Your goal: Take every line from the material that has the word "available" in it.

Dataset records:
# # # #
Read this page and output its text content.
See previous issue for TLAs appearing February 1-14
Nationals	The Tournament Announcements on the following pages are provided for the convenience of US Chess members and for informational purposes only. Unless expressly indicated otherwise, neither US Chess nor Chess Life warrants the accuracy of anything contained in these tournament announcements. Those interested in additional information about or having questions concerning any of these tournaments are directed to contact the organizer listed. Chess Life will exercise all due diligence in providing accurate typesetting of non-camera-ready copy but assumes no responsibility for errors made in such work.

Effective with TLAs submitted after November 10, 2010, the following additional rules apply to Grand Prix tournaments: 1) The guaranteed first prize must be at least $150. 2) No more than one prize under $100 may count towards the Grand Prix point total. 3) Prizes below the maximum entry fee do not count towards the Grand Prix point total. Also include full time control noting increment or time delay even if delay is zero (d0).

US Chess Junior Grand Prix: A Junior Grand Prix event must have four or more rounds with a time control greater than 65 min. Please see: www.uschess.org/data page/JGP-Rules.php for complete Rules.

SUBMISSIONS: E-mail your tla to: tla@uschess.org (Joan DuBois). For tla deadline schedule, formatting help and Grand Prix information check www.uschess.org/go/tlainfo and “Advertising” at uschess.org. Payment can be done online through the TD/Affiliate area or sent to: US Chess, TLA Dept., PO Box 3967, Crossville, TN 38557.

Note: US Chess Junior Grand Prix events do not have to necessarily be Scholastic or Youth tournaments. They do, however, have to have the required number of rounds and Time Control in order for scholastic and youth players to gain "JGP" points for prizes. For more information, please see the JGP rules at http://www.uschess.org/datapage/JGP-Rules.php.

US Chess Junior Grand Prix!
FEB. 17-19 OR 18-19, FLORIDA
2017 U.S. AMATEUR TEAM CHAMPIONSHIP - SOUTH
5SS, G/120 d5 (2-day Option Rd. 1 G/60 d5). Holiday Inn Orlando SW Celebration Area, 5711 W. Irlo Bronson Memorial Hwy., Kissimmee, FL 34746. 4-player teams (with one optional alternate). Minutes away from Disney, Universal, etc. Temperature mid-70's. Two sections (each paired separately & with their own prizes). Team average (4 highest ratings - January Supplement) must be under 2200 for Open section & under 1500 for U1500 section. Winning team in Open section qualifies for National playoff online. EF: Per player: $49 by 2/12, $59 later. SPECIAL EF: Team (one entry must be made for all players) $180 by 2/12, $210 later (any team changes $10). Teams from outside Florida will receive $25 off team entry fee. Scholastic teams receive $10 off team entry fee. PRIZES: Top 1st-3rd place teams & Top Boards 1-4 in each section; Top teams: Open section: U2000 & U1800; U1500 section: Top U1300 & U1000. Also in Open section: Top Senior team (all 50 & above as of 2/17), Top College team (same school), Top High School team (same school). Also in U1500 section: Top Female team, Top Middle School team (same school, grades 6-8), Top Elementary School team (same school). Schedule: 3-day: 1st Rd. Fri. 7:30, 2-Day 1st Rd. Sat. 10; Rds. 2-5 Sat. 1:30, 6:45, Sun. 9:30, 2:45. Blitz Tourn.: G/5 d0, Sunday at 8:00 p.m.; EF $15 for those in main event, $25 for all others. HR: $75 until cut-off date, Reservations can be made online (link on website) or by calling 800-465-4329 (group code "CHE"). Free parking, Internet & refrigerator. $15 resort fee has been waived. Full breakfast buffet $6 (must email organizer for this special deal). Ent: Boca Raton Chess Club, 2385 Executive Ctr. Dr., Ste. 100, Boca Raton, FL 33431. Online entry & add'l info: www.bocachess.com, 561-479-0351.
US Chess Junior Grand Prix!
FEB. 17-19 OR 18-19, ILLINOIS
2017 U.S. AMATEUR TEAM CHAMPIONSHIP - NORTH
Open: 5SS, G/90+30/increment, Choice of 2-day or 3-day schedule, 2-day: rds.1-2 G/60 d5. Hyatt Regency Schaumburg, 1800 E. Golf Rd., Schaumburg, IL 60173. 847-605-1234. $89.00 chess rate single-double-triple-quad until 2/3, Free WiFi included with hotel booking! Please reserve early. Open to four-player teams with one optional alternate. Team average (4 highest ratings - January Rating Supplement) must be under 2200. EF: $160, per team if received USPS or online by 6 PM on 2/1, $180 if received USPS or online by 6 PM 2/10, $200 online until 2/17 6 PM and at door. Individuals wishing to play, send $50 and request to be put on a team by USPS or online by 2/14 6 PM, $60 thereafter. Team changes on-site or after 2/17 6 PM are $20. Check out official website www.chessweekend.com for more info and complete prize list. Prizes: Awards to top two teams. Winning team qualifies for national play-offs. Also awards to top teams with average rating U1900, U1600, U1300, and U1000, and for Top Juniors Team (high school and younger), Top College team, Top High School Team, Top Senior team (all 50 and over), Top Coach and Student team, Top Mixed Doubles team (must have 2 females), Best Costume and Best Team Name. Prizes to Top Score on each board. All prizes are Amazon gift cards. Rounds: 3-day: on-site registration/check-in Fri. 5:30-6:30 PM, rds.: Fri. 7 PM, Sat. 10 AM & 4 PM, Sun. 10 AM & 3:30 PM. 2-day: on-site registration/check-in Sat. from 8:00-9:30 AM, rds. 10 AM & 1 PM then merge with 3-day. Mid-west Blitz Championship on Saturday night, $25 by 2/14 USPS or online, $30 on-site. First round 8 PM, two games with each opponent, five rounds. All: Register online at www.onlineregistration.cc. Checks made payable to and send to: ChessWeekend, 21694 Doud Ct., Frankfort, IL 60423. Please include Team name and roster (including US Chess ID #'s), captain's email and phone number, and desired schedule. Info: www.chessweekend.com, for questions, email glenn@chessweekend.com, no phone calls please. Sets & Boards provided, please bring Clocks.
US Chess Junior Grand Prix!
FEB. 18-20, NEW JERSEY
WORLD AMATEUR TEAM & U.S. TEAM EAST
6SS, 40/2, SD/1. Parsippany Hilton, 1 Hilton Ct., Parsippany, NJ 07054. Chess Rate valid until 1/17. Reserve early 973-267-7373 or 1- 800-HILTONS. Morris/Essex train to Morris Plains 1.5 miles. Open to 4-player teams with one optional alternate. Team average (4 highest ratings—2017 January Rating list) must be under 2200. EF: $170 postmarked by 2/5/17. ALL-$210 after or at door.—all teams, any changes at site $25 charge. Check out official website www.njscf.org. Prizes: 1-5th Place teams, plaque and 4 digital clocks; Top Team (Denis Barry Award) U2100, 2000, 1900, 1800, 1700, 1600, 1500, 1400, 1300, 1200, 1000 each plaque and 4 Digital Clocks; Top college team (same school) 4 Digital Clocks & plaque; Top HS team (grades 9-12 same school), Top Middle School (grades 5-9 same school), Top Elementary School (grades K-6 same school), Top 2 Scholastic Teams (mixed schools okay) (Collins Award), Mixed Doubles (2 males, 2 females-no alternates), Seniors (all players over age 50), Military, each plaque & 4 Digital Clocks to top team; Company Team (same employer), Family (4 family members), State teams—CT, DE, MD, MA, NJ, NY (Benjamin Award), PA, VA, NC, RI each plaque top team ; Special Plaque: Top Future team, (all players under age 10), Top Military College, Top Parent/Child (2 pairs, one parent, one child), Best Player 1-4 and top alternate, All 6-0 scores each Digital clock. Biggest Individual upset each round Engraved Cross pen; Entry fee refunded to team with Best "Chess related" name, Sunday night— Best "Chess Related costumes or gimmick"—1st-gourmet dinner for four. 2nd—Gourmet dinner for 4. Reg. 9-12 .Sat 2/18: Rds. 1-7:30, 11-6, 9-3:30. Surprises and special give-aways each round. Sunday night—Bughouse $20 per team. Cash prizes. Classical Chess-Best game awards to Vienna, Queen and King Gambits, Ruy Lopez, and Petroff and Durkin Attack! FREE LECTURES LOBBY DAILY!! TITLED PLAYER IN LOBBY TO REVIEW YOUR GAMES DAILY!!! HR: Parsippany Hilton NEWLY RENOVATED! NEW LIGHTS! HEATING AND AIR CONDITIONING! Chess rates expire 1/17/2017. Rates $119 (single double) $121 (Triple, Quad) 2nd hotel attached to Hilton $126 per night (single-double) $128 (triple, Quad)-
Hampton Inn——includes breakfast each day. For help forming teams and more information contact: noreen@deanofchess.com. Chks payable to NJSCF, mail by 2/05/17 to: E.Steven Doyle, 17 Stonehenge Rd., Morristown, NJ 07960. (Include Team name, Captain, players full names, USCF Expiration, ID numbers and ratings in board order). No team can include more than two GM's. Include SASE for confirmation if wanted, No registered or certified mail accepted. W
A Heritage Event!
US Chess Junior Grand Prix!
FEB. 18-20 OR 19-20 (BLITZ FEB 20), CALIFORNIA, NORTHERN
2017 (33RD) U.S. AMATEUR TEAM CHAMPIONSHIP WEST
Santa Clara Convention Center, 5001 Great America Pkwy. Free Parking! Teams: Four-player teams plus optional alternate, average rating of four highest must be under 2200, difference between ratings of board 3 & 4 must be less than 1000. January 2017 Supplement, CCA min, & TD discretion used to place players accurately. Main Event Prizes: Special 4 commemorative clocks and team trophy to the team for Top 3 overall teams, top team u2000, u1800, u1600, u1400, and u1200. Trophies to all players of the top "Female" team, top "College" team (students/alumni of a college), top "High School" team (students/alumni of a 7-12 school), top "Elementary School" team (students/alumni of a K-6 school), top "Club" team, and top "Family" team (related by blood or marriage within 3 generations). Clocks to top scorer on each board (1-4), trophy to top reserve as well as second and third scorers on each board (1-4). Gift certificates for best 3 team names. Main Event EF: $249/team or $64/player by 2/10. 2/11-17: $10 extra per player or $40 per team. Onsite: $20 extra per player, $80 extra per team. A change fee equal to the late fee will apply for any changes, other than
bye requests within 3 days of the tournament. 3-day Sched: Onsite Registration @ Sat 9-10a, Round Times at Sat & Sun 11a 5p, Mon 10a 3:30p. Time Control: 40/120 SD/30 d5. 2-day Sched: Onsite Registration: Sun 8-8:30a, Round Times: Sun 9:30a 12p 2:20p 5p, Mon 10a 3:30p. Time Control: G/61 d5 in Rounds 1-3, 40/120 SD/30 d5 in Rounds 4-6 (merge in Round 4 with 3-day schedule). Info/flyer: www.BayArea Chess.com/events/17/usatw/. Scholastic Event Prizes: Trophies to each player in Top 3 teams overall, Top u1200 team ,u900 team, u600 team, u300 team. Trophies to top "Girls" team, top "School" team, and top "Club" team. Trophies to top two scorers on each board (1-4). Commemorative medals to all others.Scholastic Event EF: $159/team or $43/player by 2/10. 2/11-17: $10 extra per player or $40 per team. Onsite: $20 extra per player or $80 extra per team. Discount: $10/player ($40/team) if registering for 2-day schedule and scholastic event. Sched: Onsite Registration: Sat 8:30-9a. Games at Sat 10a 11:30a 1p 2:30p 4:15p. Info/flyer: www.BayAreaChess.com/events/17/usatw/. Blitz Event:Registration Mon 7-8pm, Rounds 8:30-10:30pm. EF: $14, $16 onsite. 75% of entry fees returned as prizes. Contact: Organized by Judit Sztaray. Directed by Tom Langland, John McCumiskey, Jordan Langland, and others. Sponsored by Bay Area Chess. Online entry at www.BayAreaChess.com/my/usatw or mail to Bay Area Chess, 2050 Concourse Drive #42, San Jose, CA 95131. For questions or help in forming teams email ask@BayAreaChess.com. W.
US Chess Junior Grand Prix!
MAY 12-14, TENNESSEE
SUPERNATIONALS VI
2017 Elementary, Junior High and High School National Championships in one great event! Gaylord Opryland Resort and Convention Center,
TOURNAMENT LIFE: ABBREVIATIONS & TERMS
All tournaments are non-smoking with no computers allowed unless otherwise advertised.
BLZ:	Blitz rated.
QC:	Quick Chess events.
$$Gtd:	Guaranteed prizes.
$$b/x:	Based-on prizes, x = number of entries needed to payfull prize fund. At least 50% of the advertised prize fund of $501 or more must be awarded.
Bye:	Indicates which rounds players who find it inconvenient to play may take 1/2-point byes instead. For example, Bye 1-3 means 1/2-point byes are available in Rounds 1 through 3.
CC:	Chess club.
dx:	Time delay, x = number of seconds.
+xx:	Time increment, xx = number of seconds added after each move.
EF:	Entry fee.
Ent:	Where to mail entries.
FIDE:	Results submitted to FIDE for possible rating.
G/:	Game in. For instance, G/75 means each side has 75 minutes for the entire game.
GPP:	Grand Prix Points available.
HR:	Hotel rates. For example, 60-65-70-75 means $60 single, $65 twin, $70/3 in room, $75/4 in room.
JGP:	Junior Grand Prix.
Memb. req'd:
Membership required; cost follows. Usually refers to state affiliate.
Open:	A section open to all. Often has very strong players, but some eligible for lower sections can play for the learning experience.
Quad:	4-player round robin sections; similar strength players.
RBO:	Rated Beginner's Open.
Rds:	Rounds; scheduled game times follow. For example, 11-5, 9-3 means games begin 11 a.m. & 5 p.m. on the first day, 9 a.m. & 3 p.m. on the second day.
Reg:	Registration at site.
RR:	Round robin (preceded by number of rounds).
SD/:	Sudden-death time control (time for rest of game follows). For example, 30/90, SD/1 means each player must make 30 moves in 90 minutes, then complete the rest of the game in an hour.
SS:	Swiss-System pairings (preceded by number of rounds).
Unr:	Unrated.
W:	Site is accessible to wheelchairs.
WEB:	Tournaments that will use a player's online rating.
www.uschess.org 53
# # # #
Result of this task:
Bye:	Indicates which rounds players who find it inconvenient to play may take 1/2-point byes instead. For example, Bye 1-3 means 1/2-point byes are available in Rounds 1 through 3.
GPP:	Grand Prix Points available.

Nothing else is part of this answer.